## [EXTRACTED TEXT]
------------------------------------------------------------------------
The Ohio Academy of Family Physicians and other prescriber associations met with the directors and staff of the State Medical Board of Ohio (SMBO) and the State of Ohio Pharmacy Board (SOBP) on December 7 to discuss concerns with the threatening emails prescribers have been receiving about Ohio Automated Rx Reporting System (OARRS) compliance. The meeting was productive as the OARRS director attended taking detailed notes about issues that prescribers were experiencing.
Despite concerns expressed by the OAFP, the SMBO plans to continue to notify licensees who fail to check OARRS before prescribing an opioid or benzodiazepine according to monthly data reports mined from OARRS by the SOBP. It does appear, however, that slowly but surely the list is being cleaned up. The SMBO indicated that December’s emails will number 4,000 which is substantially down from the first round of emails sent to 12,000 licensees just three months ago.
Meeting attendees spent a lot of time talking about efforts to integrate electronic medical records (EMRs) with OARRS so that accessing OARRS would be seamless from a practice’s EMR. In addition, the OAFP complained that email notifications do not pinpoint the patients who are missing OARRS checks, nor do they exclude physicians who do not have to check OARRS per statutory exceptions. Unofficially, the SOBP seems to think that there might be a possible fix to pinpointing the patients, but there seems to be no fix available at this time to address the exceptions issue.
The OAFP offered to provide physicians to serve as members of a focus group to help the both boards understand how and why people are getting hung up in the system and why prescribers are showing up when they shouldn’t be. In turn, the boards pledged to provide frequently asked questions for dissemination to physicians/prescribers to assist them with navigating OARRS and being in compliance with new laws and regulations.
According to the SMBO, feedback from licensees and from the prescriber associations has been valuable in identifying gaps in training, education, and functionality of OARRS. Both boards indicated that they are taking all comments seriously and will incorporate that information into new OARRS education modules and OARRS software updates anticipated in the Spring 2017.
------------------------------------------------------------------------
Stored items

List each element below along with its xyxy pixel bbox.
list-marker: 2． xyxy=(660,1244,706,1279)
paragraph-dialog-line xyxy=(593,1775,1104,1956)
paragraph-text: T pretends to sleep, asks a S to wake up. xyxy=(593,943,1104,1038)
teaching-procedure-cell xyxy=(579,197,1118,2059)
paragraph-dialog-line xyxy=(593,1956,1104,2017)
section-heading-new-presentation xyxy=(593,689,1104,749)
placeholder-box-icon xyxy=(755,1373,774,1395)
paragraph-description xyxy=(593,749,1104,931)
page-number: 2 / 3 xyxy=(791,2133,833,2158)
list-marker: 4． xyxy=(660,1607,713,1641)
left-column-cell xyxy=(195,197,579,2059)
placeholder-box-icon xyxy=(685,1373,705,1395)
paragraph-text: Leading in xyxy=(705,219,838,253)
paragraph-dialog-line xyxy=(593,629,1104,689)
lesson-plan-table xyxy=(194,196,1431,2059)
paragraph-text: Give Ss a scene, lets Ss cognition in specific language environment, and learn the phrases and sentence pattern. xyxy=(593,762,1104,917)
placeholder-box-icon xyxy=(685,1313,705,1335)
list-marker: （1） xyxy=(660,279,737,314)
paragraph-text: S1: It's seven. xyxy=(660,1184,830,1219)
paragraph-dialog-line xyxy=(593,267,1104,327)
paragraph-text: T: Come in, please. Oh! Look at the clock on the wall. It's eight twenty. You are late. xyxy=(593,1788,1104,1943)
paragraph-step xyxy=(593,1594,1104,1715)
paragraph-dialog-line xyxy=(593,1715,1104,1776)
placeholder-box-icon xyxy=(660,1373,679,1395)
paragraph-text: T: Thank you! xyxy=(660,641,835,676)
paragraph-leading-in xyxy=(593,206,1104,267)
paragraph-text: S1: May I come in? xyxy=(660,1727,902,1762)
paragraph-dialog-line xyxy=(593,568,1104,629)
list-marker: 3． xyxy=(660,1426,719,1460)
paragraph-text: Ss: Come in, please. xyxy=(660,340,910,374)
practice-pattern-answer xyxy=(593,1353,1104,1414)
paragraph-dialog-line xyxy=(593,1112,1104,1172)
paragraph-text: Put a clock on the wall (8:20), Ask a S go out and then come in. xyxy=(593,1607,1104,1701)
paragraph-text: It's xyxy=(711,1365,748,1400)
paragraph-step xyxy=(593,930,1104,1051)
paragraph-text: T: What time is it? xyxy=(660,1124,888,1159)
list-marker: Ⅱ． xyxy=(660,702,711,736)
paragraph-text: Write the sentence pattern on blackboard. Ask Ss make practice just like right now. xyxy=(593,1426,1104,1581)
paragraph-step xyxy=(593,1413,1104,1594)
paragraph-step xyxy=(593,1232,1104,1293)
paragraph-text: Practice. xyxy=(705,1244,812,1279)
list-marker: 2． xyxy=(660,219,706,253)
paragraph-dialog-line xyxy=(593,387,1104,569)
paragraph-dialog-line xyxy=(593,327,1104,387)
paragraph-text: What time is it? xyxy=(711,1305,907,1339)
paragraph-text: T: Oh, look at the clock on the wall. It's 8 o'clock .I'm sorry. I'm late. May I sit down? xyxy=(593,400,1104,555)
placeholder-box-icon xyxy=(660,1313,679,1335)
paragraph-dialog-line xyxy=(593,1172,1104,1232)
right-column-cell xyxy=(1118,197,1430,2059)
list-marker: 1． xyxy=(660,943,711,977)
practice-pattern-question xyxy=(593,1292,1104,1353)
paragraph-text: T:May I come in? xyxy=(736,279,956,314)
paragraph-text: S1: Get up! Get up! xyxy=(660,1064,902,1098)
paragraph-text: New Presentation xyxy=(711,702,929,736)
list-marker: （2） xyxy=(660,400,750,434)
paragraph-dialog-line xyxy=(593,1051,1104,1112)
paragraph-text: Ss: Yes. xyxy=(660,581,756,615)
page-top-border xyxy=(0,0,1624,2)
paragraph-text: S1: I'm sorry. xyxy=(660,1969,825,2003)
------------------------------------------------------------------------
## [WORK TO COMPLETE]
a – Reproduce the passage of the OARRS meeting report from "Meeting attendees spent" to "the exceptions issue.".
b – According to the OARRS meeting report, how many licensees received the first round of emails?

## [OUTPUTS FOR THE TASKS]
a –
Meeting attendees spent a lot of time talking about efforts to integrate electronic medical records (EMRs) with OARRS so that accessing OARRS would be seamless from a practice’s EMR. In addition, the OAFP complained that email notifications do not pinpoint the patients who are missing OARRS checks, nor do they exclude physicians who do not have to check OARRS per statutory exceptions. Unofficially, the SOBP seems to think that there might be a possible fix to pinpointing the patients, but there seems to be no fix available at this time to address the exceptions issue.

b – 12,000 licensees.